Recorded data
(begin)

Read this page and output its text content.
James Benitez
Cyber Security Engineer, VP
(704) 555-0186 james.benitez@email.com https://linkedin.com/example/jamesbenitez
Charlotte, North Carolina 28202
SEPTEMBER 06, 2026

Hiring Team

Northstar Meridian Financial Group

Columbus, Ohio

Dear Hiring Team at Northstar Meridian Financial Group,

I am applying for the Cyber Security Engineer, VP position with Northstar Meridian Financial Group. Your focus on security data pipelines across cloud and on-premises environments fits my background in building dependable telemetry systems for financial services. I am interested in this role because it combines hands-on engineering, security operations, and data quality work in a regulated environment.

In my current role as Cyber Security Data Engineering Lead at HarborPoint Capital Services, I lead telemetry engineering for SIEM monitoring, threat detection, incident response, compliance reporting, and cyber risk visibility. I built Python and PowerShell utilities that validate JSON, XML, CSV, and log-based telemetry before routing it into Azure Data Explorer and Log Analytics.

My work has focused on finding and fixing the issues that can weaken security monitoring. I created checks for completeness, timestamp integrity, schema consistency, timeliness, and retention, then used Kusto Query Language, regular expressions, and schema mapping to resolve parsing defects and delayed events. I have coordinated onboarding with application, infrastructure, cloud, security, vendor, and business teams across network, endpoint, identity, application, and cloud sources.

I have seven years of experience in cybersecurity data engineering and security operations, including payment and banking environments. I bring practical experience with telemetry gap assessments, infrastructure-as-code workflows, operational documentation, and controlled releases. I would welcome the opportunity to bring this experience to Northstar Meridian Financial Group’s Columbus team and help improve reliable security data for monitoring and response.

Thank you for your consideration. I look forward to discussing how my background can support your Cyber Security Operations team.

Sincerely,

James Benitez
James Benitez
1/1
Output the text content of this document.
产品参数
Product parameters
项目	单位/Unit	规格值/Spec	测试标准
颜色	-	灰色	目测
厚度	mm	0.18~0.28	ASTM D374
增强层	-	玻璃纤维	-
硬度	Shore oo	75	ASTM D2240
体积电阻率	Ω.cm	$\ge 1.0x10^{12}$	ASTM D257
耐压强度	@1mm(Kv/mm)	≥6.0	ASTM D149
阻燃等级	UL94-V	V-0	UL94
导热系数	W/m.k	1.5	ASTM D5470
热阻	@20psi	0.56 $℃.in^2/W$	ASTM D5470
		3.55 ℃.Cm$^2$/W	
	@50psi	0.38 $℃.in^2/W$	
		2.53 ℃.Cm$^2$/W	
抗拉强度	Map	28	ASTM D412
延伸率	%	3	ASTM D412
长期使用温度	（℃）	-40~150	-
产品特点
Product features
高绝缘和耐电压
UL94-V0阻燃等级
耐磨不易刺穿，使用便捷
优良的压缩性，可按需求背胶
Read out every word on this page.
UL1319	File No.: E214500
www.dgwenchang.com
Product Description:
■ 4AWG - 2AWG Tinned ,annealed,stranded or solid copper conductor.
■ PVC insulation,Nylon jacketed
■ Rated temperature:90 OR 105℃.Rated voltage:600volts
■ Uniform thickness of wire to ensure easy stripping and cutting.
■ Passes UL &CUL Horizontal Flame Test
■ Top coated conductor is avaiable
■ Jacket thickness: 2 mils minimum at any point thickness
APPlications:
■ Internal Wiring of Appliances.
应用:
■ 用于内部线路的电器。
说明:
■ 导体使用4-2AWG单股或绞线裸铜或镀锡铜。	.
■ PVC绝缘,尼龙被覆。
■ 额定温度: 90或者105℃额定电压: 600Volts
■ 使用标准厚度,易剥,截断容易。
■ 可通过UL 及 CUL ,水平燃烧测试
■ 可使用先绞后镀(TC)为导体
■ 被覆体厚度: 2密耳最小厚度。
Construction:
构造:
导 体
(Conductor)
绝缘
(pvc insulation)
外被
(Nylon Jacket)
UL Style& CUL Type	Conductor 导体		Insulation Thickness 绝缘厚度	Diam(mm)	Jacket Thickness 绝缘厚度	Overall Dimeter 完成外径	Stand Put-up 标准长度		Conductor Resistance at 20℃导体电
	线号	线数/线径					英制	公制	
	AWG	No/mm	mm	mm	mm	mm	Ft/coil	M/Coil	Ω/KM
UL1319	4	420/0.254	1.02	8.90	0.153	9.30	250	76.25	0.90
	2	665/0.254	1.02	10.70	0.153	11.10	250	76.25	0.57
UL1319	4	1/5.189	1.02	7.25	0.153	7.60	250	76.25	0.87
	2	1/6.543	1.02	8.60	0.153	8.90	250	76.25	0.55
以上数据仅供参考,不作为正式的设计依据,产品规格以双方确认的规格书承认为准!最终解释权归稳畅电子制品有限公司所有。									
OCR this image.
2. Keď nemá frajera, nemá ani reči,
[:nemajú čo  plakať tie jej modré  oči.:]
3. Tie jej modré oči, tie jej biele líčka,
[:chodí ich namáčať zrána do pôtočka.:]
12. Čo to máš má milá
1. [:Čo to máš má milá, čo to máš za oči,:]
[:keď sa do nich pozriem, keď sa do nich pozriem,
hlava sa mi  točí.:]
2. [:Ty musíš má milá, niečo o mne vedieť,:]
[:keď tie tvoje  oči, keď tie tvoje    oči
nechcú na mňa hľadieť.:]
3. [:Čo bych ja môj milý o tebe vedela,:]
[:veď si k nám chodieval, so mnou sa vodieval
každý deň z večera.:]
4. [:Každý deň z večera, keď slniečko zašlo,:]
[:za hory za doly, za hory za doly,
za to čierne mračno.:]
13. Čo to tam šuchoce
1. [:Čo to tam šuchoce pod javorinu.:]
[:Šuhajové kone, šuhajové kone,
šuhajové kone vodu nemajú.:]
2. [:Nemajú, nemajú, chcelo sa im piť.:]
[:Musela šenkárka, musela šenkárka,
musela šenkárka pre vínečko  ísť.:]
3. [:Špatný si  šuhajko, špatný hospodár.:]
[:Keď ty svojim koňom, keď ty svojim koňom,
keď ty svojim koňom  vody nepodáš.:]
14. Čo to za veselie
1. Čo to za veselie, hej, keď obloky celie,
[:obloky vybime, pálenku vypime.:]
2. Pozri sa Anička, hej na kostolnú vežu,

(end)

:: GIVEN EXERCISE ::
Using the listing above, reproduce each line without omission.

:: WRITTEN SOLUTION ::
Read this page and output its text content.
James Benitez
Cyber Security Engineer, VP
(704) 555-0186 james.benitez@email.com https://linkedin.com/example/jamesbenitez
Charlotte, North Carolina 28202
SEPTEMBER 06, 2026

Hiring Team

Northstar Meridian Financial Group

Columbus, Ohio

Dear Hiring Team at Northstar Meridian Financial Group,

I am applying for the Cyber Security Engineer, VP position with Northstar Meridian Financial Group. Your focus on security data pipelines across cloud and on-premises environments fits my background in building dependable telemetry systems for financial services. I am interested in this role because it combines hands-on engineering, security operations, and data quality work in a regulated environment.

In my current role as Cyber Security Data Engineering Lead at HarborPoint Capital Services, I lead telemetry engineering for SIEM monitoring, threat detection, incident response, compliance reporting, and cyber risk visibility. I built Python and PowerShell utilities that validate JSON, XML, CSV, and log-based telemetry before routing it into Azure Data Explorer and Log Analytics.

My work has focused on finding and fixing the issues that can weaken security monitoring. I created checks for completeness, timestamp integrity, schema consistency, timeliness, and retention, then used Kusto Query Language, regular expressions, and schema mapping to resolve parsing defects and delayed events. I have coordinated onboarding with application, infrastructure, cloud, security, vendor, and business teams across network, endpoint, identity, application, and cloud sources.

I have seven years of experience in cybersecurity data engineering and security operations, including payment and banking environments. I bring practical experience with telemetry gap assessments, infrastructure-as-code workflows, operational documentation, and controlled releases. I would welcome the opportunity to bring this experience to Northstar Meridian Financial Group’s Columbus team and help improve reliable security data for monitoring and response.

Thank you for your consideration. I look forward to discussing how my background can support your Cyber Security Operations team.

Sincerely,

James Benitez
James Benitez
1/1
Output the text content of this document.
产品参数
Product parameters
项目	单位/Unit	规格值/Spec	测试标准
颜色	-	灰色	目测
厚度	mm	0.18~0.28	ASTM D374
增强层	-	玻璃纤维	-
硬度	Shore oo	75	ASTM D2240
体积电阻率	Ω.cm	$\ge 1.0x10^{12}$	ASTM D257
耐压强度	@1mm(Kv/mm)	≥6.0	ASTM D149
阻燃等级	UL94-V	V-0	UL94
导热系数	W/m.k	1.5	ASTM D5470
热阻	@20psi	0.56 $℃.in^2/W$	ASTM D5470
		3.55 ℃.Cm$^2$/W	
	@50psi	0.38 $℃.in^2/W$	
		2.53 ℃.Cm$^2$/W	
抗拉强度	Map	28	ASTM D412
延伸率	%	3	ASTM D412
长期使用温度	（℃）	-40~150	-
产品特点
Product features
高绝缘和耐电压
UL94-V0阻燃等级
耐磨不易刺穿，使用便捷
优良的压缩性，可按需求背胶
Read out every word on this page.
UL1319	File No.: E214500
www.dgwenchang.com
Product Description:
■ 4AWG - 2AWG Tinned ,annealed,stranded or solid copper conductor.
■ PVC insulation,Nylon jacketed
■ Rated temperature:90 OR 105℃.Rated voltage:600volts
■ Uniform thickness of wire to ensure easy stripping and cutting.
■ Passes UL &CUL Horizontal Flame Test
■ Top coated conductor is avaiable
■ Jacket thickness: 2 mils minimum at any point thickness
APPlications:
■ Internal Wiring of Appliances.
应用:
■ 用于内部线路的电器。
说明:
■ 导体使用4-2AWG单股或绞线裸铜或镀锡铜。	.
■ PVC绝缘,尼龙被覆。
■ 额定温度: 90或者105℃额定电压: 600Volts
■ 使用标准厚度,易剥,截断容易。
■ 可通过UL 及 CUL ,水平燃烧测试
■ 可使用先绞后镀(TC)为导体
■ 被覆体厚度: 2密耳最小厚度。
Construction:
构造:
导 体
(Conductor)
绝缘
(pvc insulation)
外被
(Nylon Jacket)
UL Style& CUL Type	Conductor 导体		Insulation Thickness 绝缘厚度	Diam(mm)	Jacket Thickness 绝缘厚度	Overall Dimeter 完成外径	Stand Put-up 标准长度		Conductor Resistance at 20℃导体电
	线号	线数/线径					英制	公制	
	AWG	No/mm	mm	mm	mm	mm	Ft/coil	M/Coil	Ω/KM
UL1319	4	420/0.254	1.02	8.90	0.153	9.30	250	76.25	0.90
	2	665/0.254	1.02	10.70	0.153	11.10	250	76.25	0.57
UL1319	4	1/5.189	1.02	7.25	0.153	7.60	250	76.25	0.87
	2	1/6.543	1.02	8.60	0.153	8.90	250	76.25	0.55
以上数据仅供参考,不作为正式的设计依据,产品规格以双方确认的规格书承认为准!最终解释权归稳畅电子制品有限公司所有。									
OCR this image.
2. Keď nemá frajera, nemá ani reči,
[:nemajú čo  plakať tie jej modré  oči.:]
3. Tie jej modré oči, tie jej biele líčka,
[:chodí ich namáčať zrána do pôtočka.:]
12. Čo to máš má milá
1. [:Čo to máš má milá, čo to máš za oči,:]
[:keď sa do nich pozriem, keď sa do nich pozriem,
hlava sa mi  točí.:]
2. [:Ty musíš má milá, niečo o mne vedieť,:]
[:keď tie tvoje  oči, keď tie tvoje    oči
nechcú na mňa hľadieť.:]
3. [:Čo bych ja môj milý o tebe vedela,:]
[:veď si k nám chodieval, so mnou sa vodieval
každý deň z večera.:]
4. [:Každý deň z večera, keď slniečko zašlo,:]
[:za hory za doly, za hory za doly,
za to čierne mračno.:]
13. Čo to tam šuchoce
1. [:Čo to tam šuchoce pod javorinu.:]
[:Šuhajové kone, šuhajové kone,
šuhajové kone vodu nemajú.:]
2. [:Nemajú, nemajú, chcelo sa im piť.:]
[:Musela šenkárka, musela šenkárka,
musela šenkárka pre vínečko  ísť.:]
3. [:Špatný si  šuhajko, špatný hospodár.:]
[:Keď ty svojim koňom, keď ty svojim koňom,
keď ty svojim koňom  vody nepodáš.:]
14. Čo to za veselie
1. Čo to za veselie, hej, keď obloky celie,
[:obloky vybime, pálenku vypime.:]
2. Pozri sa Anička, hej na kostolnú vežu,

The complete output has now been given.